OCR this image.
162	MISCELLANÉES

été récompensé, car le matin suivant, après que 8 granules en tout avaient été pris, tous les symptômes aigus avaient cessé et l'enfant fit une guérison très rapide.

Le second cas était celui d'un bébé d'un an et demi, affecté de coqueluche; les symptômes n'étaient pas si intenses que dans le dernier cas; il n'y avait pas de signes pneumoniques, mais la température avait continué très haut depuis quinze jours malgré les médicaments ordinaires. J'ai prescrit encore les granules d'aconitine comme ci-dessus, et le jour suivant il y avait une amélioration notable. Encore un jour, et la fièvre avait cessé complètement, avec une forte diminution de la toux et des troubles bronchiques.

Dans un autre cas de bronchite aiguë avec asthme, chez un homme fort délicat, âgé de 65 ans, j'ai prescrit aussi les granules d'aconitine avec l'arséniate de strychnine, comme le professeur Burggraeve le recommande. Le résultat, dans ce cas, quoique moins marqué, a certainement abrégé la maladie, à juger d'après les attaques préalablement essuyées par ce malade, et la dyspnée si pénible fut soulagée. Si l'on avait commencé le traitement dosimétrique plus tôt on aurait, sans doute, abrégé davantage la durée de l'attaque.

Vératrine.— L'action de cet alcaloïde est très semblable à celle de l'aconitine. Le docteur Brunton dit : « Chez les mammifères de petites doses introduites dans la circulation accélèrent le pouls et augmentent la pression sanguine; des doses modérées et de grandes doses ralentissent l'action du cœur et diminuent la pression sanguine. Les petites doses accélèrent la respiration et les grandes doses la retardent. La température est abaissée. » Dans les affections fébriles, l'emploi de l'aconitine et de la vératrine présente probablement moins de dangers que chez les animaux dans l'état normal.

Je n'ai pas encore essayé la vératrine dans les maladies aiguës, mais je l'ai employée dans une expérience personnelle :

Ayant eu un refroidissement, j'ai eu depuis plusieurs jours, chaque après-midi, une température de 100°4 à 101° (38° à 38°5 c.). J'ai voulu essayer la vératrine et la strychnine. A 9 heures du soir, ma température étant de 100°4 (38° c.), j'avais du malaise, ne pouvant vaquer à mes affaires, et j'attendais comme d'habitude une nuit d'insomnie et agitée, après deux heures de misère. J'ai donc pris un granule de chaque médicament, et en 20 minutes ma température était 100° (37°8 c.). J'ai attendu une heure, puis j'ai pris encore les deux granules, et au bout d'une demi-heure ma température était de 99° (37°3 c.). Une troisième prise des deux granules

+--

### [What you are asked to do]
In the listing above, find the lines holding the word "prescrit" and copy them.

### [Solution]
Le second cas était celui d'un bébé d'un an et demi, affecté de coqueluche; les symptômes n'étaient pas si intenses que dans le dernier cas; il n'y avait pas de signes pneumoniques, mais la température avait continué très haut depuis quinze jours malgré les médicaments ordinaires. J'ai prescrit encore les granules d'aconitine comme ci-dessus, et le jour suivant il y avait une amélioration notable. Encore un jour, et la fièvre avait cessé complètement, avec une forte diminution de la toux et des troubles bronchiques.
Dans un autre cas de bronchite aiguë avec asthme, chez un homme fort délicat, âgé de 65 ans, j'ai prescrit aussi les granules d'aconitine avec l'arséniate de strychnine, comme le professeur Burggraeve le recommande. Le résultat, dans ce cas, quoique moins marqué, a certainement abrégé la maladie, à juger d'après les attaques préalablement essuyées par ce malade, et la dyspnée si pénible fut soulagée. Si l'on avait commencé le traitement dosimétrique plus tôt on aurait, sans doute, abrégé davantage la durée de l'attaque.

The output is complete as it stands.